**EXERCISE INSTRUCTIONS:**
Among the entries below, count the lines that contain the word "ventricles". Write down only the total.

┌─ EXTRACTED ENTRIES

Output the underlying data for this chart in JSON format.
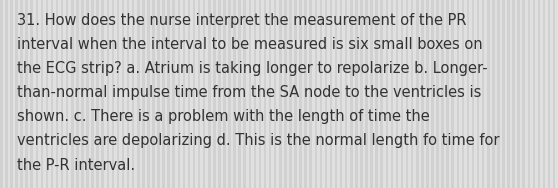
{
  "text_lines": [
    "31. How does the nurse interpret the measurement of the PR",
    "interval when the interval to be measured is six small boxes on",
    "the ECG strip? a. Atrium is taking longer to repolarize b. Longer-",
    "than-normal impulse time from the SA node to the ventricles is",
    "shown. c. There is a problem with the length of time the",
    "ventricles are depolarizing d. This is the normal length fo time for",
    "the P-R interval."
  ],
  "background_color_light": "#e0e0e0",
  "background_color_dark": "#c8c8c8",
  "text_color": "#333333",
  "font_size": 10.5,
  "fig_width": 5.58,
  "fig_height": 1.88,
  "dpi": 100,
  "num_stripes": 110,
  "stripe_ratio": 0.5
}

└─

**SOLUTION TO THIS EXERCISE:**
2